**WHAT IS REQUIRED:** Print out the entries below with no edits.

———

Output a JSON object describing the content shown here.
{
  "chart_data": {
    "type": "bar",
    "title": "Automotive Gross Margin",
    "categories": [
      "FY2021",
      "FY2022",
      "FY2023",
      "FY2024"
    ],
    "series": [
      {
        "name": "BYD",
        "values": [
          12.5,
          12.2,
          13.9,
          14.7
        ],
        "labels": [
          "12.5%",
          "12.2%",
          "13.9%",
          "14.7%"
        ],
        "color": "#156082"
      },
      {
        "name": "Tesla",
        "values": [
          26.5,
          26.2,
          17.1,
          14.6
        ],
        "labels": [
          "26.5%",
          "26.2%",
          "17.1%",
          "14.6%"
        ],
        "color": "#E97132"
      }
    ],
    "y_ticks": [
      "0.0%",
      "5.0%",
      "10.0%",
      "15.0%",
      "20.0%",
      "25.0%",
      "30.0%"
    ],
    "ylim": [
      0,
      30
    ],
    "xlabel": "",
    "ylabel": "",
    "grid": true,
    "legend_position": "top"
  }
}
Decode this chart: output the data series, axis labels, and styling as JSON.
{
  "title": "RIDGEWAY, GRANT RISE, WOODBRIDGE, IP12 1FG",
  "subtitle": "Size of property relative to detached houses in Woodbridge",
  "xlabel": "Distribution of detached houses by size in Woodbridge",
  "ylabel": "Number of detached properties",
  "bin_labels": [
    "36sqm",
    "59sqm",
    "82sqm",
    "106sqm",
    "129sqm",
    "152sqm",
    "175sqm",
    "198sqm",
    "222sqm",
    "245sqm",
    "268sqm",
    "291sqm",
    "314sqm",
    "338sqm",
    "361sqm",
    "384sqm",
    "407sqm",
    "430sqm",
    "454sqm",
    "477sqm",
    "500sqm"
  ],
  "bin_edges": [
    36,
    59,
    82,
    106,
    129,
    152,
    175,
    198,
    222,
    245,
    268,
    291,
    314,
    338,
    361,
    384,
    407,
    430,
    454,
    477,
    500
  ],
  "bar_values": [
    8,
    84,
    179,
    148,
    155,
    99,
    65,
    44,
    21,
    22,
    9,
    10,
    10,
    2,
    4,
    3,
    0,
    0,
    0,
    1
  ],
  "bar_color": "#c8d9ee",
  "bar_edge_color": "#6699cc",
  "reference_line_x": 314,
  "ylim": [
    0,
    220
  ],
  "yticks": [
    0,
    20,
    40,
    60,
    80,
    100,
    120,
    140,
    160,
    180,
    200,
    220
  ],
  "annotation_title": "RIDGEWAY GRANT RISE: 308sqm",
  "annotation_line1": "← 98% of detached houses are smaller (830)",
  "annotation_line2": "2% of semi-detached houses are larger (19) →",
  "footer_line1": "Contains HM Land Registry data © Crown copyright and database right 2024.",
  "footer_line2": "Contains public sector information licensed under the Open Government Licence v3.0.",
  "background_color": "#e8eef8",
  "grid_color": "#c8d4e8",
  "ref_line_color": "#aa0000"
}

———

**EXPECTED OUTPUT:**
Output a JSON object describing the content shown here.
{
  "chart_data": {
    "type": "bar",
    "title": "Automotive Gross Margin",
    "categories": [
      "FY2021",
      "FY2022",
      "FY2023",
      "FY2024"
    ],
    "series": [
      {
        "name": "BYD",
        "values": [
          12.5,
          12.2,
          13.9,
          14.7
        ],
        "labels": [
          "12.5%",
          "12.2%",
          "13.9%",
          "14.7%"
        ],
        "color": "#156082"
      },
      {
        "name": "Tesla",
        "values": [
          26.5,
          26.2,
          17.1,
          14.6
        ],
        "labels": [
          "26.5%",
          "26.2%",
          "17.1%",
          "14.6%"
        ],
        "color": "#E97132"
      }
    ],
    "y_ticks": [
      "0.0%",
      "5.0%",
      "10.0%",
      "15.0%",
      "20.0%",
      "25.0%",
      "30.0%"
    ],
    "ylim": [
      0,
      30
    ],
    "xlabel": "",
    "ylabel": "",
    "grid": true,
    "legend_position": "top"
  }
}
Decode this chart: output the data series, axis labels, and styling as JSON.
{
  "title": "RIDGEWAY, GRANT RISE, WOODBRIDGE, IP12 1FG",
  "subtitle": "Size of property relative to detached houses in Woodbridge",
  "xlabel": "Distribution of detached houses by size in Woodbridge",
  "ylabel": "Number of detached properties",
  "bin_labels": [
    "36sqm",
    "59sqm",
    "82sqm",
    "106sqm",
    "129sqm",
    "152sqm",
    "175sqm",
    "198sqm",
    "222sqm",
    "245sqm",
    "268sqm",
    "291sqm",
    "314sqm",
    "338sqm",
    "361sqm",
    "384sqm",
    "407sqm",
    "430sqm",
    "454sqm",
    "477sqm",
    "500sqm"
  ],
  "bin_edges": [
    36,
    59,
    82,
    106,
    129,
    152,
    175,
    198,
    222,
    245,
    268,
    291,
    314,
    338,
    361,
    384,
    407,
    430,
    454,
    477,
    500
  ],
  "bar_values": [
    8,
    84,
    179,
    148,
    155,
    99,
    65,
    44,
    21,
    22,
    9,
    10,
    10,
    2,
    4,
    3,
    0,
    0,
    0,
    1
  ],
  "bar_color": "#c8d9ee",
  "bar_edge_color": "#6699cc",
  "reference_line_x": 314,
  "ylim": [
    0,
    220
  ],
  "yticks": [
    0,
    20,
    40,
    60,
    80,
    100,
    120,
    140,
    160,
    180,
    200,
    220
  ],
  "annotation_title": "RIDGEWAY GRANT RISE: 308sqm",
  "annotation_line1": "← 98% of detached houses are smaller (830)",
  "annotation_line2": "2% of semi-detached houses are larger (19) →",
  "footer_line1": "Contains HM Land Registry data © Crown copyright and database right 2024.",
  "footer_line2": "Contains public sector information licensed under the Open Government Licence v3.0.",
  "background_color": "#e8eef8",
  "grid_color": "#c8d4e8",
  "ref_line_color": "#aa0000"
}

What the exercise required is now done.